PROBLEM TO WORK ON
Check each line of the material below for "puede" and copy those where it appears.

————————

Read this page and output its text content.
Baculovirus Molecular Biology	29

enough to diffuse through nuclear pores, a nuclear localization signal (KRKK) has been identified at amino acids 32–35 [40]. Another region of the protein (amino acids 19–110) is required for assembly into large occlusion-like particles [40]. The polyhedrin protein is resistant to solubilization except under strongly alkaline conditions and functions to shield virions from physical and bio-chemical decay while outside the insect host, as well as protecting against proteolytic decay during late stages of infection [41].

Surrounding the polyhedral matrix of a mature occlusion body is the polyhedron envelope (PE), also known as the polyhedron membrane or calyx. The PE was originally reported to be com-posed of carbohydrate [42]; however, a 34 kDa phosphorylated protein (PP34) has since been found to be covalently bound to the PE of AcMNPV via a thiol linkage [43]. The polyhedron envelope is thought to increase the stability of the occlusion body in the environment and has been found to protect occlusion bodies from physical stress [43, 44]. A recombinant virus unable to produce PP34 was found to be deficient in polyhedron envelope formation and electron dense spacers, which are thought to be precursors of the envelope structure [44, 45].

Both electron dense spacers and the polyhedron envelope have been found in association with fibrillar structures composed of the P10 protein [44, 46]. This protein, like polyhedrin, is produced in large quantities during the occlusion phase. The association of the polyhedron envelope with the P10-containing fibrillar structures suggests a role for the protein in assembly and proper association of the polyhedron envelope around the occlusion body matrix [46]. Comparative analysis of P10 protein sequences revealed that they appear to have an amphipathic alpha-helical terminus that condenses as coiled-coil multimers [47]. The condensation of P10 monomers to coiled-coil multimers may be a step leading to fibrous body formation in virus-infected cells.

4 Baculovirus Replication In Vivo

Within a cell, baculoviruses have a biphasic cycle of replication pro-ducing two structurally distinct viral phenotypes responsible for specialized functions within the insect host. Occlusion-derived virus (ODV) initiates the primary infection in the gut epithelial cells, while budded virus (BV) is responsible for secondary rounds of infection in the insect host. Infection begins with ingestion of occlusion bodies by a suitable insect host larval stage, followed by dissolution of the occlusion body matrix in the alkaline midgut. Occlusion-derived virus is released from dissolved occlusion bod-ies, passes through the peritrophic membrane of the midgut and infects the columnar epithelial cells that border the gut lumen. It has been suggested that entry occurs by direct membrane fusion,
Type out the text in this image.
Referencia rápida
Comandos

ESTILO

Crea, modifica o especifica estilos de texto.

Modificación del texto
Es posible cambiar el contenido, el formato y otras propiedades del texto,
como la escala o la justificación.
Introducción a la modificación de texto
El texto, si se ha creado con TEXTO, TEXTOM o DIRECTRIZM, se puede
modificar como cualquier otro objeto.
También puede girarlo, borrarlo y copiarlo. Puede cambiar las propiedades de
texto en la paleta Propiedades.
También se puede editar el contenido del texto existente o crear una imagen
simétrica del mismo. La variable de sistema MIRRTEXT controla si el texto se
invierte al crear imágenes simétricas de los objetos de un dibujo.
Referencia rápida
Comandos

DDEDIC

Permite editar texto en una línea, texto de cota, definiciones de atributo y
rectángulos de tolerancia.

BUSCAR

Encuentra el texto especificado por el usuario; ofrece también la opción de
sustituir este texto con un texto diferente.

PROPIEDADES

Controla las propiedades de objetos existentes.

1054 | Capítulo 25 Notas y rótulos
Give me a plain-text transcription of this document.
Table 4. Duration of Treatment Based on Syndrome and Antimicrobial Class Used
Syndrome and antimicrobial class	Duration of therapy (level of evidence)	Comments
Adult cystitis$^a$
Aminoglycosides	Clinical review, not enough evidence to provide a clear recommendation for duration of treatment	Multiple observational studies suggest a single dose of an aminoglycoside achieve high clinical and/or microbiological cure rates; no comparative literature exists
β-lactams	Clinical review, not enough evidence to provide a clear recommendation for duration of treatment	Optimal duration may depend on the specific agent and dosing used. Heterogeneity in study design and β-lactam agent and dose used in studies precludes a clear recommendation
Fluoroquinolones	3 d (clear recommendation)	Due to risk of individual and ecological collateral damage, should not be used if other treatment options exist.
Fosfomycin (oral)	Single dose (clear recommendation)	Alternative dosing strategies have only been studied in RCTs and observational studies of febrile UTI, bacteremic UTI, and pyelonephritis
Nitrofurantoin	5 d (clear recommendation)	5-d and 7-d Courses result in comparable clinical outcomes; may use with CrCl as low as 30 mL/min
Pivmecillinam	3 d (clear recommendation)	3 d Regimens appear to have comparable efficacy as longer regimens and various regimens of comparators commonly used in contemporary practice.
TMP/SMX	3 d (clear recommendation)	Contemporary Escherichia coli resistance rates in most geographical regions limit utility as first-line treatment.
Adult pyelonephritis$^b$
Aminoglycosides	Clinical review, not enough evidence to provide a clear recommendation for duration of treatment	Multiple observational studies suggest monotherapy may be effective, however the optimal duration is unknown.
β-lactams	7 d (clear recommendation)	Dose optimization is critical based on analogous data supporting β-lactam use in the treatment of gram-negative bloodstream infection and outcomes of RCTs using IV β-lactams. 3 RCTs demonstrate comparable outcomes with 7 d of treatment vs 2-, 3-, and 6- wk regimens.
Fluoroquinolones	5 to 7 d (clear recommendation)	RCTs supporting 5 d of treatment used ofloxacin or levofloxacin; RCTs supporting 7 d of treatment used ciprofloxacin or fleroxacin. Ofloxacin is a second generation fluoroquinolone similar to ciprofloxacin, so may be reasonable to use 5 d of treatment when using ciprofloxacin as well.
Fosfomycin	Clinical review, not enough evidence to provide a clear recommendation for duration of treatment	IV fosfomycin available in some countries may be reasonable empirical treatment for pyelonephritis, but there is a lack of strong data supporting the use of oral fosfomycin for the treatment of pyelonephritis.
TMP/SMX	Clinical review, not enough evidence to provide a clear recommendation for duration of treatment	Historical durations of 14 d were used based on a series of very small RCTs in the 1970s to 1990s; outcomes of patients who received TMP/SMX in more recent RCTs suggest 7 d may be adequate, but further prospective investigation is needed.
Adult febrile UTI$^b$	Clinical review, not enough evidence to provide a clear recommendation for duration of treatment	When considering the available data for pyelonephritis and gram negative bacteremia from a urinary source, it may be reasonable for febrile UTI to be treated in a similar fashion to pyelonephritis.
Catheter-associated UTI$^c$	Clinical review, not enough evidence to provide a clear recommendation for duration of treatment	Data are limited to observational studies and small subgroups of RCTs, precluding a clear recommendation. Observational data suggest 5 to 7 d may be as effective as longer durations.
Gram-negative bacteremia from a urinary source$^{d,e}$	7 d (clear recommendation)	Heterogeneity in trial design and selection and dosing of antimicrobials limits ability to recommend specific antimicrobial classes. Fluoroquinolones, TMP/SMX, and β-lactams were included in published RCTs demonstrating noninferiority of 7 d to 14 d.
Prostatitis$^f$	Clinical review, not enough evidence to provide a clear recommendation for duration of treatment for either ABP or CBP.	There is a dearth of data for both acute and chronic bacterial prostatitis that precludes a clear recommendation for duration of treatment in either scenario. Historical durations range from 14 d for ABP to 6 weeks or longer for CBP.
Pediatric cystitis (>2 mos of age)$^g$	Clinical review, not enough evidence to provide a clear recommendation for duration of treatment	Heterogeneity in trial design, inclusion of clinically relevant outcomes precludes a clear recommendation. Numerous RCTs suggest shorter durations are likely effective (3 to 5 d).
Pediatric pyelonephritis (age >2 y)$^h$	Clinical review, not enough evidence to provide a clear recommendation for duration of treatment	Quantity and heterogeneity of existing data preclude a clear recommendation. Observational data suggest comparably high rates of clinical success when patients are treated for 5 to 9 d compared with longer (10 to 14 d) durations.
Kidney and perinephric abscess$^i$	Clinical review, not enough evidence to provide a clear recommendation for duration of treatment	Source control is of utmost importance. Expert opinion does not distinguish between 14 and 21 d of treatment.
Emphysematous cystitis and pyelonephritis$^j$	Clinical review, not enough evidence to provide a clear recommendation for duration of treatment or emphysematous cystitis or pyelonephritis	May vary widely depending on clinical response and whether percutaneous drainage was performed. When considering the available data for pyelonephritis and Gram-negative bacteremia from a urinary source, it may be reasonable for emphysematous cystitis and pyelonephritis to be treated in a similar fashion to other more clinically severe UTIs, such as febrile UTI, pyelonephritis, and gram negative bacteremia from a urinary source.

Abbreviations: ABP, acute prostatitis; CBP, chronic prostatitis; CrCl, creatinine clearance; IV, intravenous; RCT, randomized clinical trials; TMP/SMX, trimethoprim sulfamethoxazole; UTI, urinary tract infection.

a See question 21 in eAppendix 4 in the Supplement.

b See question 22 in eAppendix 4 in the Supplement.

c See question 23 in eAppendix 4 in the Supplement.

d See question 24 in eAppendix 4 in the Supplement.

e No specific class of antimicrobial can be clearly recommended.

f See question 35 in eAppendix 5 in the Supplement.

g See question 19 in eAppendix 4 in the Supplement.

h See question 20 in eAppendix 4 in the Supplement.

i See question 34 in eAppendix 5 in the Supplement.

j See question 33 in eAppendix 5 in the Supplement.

————————

ANSWER BOX
El texto, si se ha creado con TEXTO, TEXTOM o DIRECTRIZM, se puede
También puede girarlo, borrarlo y copiarlo. Puede cambiar las propiedades de
También se puede editar el contenido del texto existente o crear una imagen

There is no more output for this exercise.